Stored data

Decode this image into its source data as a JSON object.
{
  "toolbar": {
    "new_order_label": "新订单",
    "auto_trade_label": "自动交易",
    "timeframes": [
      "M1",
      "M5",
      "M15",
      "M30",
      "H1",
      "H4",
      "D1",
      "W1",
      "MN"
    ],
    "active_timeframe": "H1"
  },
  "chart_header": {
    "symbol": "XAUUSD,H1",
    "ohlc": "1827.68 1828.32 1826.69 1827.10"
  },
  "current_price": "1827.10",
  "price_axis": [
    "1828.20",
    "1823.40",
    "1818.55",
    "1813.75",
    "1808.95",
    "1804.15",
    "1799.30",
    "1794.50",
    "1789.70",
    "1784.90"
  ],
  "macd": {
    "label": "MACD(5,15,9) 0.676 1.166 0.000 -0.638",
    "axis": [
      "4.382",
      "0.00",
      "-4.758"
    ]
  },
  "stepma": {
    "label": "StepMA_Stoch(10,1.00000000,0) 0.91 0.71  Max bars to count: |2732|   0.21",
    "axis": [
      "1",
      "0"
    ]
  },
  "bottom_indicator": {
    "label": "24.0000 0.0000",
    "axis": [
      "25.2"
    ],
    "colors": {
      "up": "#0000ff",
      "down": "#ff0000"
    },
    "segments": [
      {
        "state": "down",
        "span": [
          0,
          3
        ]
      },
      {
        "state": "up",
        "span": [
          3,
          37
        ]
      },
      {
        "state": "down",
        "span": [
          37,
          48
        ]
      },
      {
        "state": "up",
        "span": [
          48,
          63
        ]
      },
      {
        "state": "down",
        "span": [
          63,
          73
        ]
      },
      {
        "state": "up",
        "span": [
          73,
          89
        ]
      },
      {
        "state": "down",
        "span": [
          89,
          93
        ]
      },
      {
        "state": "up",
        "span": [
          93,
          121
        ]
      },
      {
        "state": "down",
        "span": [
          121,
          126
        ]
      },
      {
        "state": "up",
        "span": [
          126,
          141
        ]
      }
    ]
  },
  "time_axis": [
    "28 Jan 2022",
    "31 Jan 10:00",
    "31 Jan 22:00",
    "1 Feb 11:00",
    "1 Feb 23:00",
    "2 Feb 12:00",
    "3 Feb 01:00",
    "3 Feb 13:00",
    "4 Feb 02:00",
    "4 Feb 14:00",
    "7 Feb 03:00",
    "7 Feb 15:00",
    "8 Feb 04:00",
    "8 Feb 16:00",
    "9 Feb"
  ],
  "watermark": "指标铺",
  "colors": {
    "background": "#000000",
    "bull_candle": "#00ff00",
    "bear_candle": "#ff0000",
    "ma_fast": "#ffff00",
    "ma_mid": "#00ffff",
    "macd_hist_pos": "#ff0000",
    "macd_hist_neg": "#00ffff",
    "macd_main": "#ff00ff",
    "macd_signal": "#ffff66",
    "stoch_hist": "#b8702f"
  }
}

▸ PROBLEM DETAILS
Retype all the material above precisely, with no line left out.

▸ IN RESPONSE
Decode this image into its source data as a JSON object.
{
  "toolbar": {
    "new_order_label": "新订单",
    "auto_trade_label": "自动交易",
    "timeframes": [
      "M1",
      "M5",
      "M15",
      "M30",
      "H1",
      "H4",
      "D1",
      "W1",
      "MN"
    ],
    "active_timeframe": "H1"
  },
  "chart_header": {
    "symbol": "XAUUSD,H1",
    "ohlc": "1827.68 1828.32 1826.69 1827.10"
  },
  "current_price": "1827.10",
  "price_axis": [
    "1828.20",
    "1823.40",
    "1818.55",
    "1813.75",
    "1808.95",
    "1804.15",
    "1799.30",
    "1794.50",
    "1789.70",
    "1784.90"
  ],
  "macd": {
    "label": "MACD(5,15,9) 0.676 1.166 0.000 -0.638",
    "axis": [
      "4.382",
      "0.00",
      "-4.758"
    ]
  },
  "stepma": {
    "label": "StepMA_Stoch(10,1.00000000,0) 0.91 0.71  Max bars to count: |2732|   0.21",
    "axis": [
      "1",
      "0"
    ]
  },
  "bottom_indicator": {
    "label": "24.0000 0.0000",
    "axis": [
      "25.2"
    ],
    "colors": {
      "up": "#0000ff",
      "down": "#ff0000"
    },
    "segments": [
      {
        "state": "down",
        "span": [
          0,
          3
        ]
      },
      {
        "state": "up",
        "span": [
          3,
          37
        ]
      },
      {
        "state": "down",
        "span": [
          37,
          48
        ]
      },
      {
        "state": "up",
        "span": [
          48,
          63
        ]
      },
      {
        "state": "down",
        "span": [
          63,
          73
        ]
      },
      {
        "state": "up",
        "span": [
          73,
          89
        ]
      },
      {
        "state": "down",
        "span": [
          89,
          93
        ]
      },
      {
        "state": "up",
        "span": [
          93,
          121
        ]
      },
      {
        "state": "down",
        "span": [
          121,
          126
        ]
      },
      {
        "state": "up",
        "span": [
          126,
          141
        ]
      }
    ]
  },
  "time_axis": [
    "28 Jan 2022",
    "31 Jan 10:00",
    "31 Jan 22:00",
    "1 Feb 11:00",
    "1 Feb 23:00",
    "2 Feb 12:00",
    "3 Feb 01:00",
    "3 Feb 13:00",
    "4 Feb 02:00",
    "4 Feb 14:00",
    "7 Feb 03:00",
    "7 Feb 15:00",
    "8 Feb 04:00",
    "8 Feb 16:00",
    "9 Feb"
  ],
  "watermark": "指标铺",
  "colors": {
    "background": "#000000",
    "bull_candle": "#00ff00",
    "bear_candle": "#ff0000",
    "ma_fast": "#ffff00",
    "ma_mid": "#00ffff",
    "macd_hist_pos": "#ff0000",
    "macd_hist_neg": "#00ffff",
    "macd_main": "#ff00ff",
    "macd_signal": "#ffff66",
    "stoch_hist": "#b8702f"
  }
}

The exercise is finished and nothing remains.